* START Entries provided *
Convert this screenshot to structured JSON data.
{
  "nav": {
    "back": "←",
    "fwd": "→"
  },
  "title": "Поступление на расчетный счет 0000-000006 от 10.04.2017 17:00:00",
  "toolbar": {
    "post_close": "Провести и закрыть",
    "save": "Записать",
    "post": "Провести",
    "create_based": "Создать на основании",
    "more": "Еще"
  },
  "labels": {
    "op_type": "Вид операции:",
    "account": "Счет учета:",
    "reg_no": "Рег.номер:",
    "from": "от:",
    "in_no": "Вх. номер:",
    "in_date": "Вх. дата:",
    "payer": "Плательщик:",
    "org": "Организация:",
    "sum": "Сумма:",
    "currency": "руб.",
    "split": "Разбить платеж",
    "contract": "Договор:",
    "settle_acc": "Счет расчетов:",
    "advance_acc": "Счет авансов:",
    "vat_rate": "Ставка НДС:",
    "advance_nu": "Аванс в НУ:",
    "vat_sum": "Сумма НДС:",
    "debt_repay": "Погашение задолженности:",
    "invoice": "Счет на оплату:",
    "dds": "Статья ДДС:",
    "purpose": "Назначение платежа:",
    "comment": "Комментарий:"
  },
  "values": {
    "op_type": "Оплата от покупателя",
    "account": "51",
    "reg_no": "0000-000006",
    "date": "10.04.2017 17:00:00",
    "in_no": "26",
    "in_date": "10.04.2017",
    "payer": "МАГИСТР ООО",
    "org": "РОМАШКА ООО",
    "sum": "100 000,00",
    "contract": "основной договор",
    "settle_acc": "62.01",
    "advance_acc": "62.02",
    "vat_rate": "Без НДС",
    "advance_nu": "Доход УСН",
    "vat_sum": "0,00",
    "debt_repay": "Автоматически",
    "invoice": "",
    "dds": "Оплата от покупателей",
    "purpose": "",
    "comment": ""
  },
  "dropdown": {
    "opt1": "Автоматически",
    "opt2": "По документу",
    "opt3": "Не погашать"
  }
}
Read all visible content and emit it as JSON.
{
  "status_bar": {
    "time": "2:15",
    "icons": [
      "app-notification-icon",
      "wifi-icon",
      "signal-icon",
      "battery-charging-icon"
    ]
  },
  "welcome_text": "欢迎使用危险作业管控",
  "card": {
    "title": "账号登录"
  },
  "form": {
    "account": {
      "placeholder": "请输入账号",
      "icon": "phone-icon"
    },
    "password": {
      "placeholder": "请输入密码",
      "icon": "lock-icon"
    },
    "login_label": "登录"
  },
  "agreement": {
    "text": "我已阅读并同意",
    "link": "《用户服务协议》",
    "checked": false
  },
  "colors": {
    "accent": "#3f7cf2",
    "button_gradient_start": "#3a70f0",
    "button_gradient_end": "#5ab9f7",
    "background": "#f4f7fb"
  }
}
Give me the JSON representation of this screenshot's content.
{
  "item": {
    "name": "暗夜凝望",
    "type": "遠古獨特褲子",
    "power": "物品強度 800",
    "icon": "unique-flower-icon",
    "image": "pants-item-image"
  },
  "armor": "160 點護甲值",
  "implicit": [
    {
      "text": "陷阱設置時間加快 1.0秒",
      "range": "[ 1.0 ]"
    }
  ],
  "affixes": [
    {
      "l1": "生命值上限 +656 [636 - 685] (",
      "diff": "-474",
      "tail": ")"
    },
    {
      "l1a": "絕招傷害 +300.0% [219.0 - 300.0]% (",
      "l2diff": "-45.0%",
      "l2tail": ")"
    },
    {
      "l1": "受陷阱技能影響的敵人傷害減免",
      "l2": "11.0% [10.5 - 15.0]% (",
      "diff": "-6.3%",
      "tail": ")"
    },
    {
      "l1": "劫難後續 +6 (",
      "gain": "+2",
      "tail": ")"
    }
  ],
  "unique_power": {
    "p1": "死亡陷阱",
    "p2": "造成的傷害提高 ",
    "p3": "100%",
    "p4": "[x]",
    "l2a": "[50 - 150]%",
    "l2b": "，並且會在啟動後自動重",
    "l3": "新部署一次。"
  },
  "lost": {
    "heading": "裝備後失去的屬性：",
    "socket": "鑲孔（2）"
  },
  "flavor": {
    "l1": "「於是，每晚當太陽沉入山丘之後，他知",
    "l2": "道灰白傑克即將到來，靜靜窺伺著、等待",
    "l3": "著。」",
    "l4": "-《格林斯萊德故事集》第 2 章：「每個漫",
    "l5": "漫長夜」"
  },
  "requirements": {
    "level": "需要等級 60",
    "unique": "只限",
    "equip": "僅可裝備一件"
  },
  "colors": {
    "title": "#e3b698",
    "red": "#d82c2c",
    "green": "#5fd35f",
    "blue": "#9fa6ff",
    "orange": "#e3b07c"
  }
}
* END Entries provided *
Copy every line that contains the string "placeholder".

# Result of this exercise
      "placeholder": "请输入账号",
      "placeholder": "请输入密码",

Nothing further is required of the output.